● **Your objective**
Return the full material exactly.
----------------
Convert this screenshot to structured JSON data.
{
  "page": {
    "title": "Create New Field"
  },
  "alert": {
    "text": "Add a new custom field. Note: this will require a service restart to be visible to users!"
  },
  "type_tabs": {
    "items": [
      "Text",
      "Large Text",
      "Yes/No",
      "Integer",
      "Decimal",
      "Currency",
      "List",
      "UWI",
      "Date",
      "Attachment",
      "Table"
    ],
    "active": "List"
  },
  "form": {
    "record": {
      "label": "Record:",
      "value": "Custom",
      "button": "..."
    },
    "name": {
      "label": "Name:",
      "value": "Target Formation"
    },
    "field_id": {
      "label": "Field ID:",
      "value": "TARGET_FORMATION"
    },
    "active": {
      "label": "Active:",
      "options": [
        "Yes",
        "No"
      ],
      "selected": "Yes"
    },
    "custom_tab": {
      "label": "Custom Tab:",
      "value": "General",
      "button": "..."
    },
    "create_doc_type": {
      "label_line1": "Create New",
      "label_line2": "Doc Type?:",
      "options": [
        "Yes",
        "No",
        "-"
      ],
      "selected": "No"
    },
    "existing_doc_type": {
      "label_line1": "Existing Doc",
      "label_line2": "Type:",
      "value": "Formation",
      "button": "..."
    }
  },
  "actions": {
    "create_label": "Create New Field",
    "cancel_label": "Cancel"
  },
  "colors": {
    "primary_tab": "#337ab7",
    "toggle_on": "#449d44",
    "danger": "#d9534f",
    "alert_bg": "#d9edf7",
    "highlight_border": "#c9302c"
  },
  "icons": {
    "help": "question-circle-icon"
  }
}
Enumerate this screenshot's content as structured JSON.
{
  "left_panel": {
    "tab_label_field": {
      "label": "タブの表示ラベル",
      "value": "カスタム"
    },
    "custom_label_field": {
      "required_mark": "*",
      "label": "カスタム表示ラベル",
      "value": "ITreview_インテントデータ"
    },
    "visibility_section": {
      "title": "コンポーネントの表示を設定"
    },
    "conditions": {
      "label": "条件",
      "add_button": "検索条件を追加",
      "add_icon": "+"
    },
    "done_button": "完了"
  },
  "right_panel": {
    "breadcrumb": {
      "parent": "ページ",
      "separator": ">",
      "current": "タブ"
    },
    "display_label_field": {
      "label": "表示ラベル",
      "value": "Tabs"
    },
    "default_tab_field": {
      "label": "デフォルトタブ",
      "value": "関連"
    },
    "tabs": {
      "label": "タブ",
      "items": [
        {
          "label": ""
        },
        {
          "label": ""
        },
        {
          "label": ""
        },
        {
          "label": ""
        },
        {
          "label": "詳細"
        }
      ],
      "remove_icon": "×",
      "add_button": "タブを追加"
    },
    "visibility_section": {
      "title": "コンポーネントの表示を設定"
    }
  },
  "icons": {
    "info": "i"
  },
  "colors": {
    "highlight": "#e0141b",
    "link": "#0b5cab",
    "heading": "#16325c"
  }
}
----------------
● **Response**
Convert this screenshot to structured JSON data.
{
  "page": {
    "title": "Create New Field"
  },
  "alert": {
    "text": "Add a new custom field. Note: this will require a service restart to be visible to users!"
  },
  "type_tabs": {
    "items": [
      "Text",
      "Large Text",
      "Yes/No",
      "Integer",
      "Decimal",
      "Currency",
      "List",
      "UWI",
      "Date",
      "Attachment",
      "Table"
    ],
    "active": "List"
  },
  "form": {
    "record": {
      "label": "Record:",
      "value": "Custom",
      "button": "..."
    },
    "name": {
      "label": "Name:",
      "value": "Target Formation"
    },
    "field_id": {
      "label": "Field ID:",
      "value": "TARGET_FORMATION"
    },
    "active": {
      "label": "Active:",
      "options": [
        "Yes",
        "No"
      ],
      "selected": "Yes"
    },
    "custom_tab": {
      "label": "Custom Tab:",
      "value": "General",
      "button": "..."
    },
    "create_doc_type": {
      "label_line1": "Create New",
      "label_line2": "Doc Type?:",
      "options": [
        "Yes",
        "No",
        "-"
      ],
      "selected": "No"
    },
    "existing_doc_type": {
      "label_line1": "Existing Doc",
      "label_line2": "Type:",
      "value": "Formation",
      "button": "..."
    }
  },
  "actions": {
    "create_label": "Create New Field",
    "cancel_label": "Cancel"
  },
  "colors": {
    "primary_tab": "#337ab7",
    "toggle_on": "#449d44",
    "danger": "#d9534f",
    "alert_bg": "#d9edf7",
    "highlight_border": "#c9302c"
  },
  "icons": {
    "help": "question-circle-icon"
  }
}
Enumerate this screenshot's content as structured JSON.
{
  "left_panel": {
    "tab_label_field": {
      "label": "タブの表示ラベル",
      "value": "カスタム"
    },
    "custom_label_field": {
      "required_mark": "*",
      "label": "カスタム表示ラベル",
      "value": "ITreview_インテントデータ"
    },
    "visibility_section": {
      "title": "コンポーネントの表示を設定"
    },
    "conditions": {
      "label": "条件",
      "add_button": "検索条件を追加",
      "add_icon": "+"
    },
    "done_button": "完了"
  },
  "right_panel": {
    "breadcrumb": {
      "parent": "ページ",
      "separator": ">",
      "current": "タブ"
    },
    "display_label_field": {
      "label": "表示ラベル",
      "value": "Tabs"
    },
    "default_tab_field": {
      "label": "デフォルトタブ",
      "value": "関連"
    },
    "tabs": {
      "label": "タブ",
      "items": [
        {
          "label": ""
        },
        {
          "label": ""
        },
        {
          "label": ""
        },
        {
          "label": ""
        },
        {
          "label": "詳細"
        }
      ],
      "remove_icon": "×",
      "add_button": "タブを追加"
    },
    "visibility_section": {
      "title": "コンポーネントの表示を設定"
    }
  },
  "icons": {
    "info": "i"
  },
  "colors": {
    "highlight": "#e0141b",
    "link": "#0b5cab",
    "heading": "#16325c"
  }
}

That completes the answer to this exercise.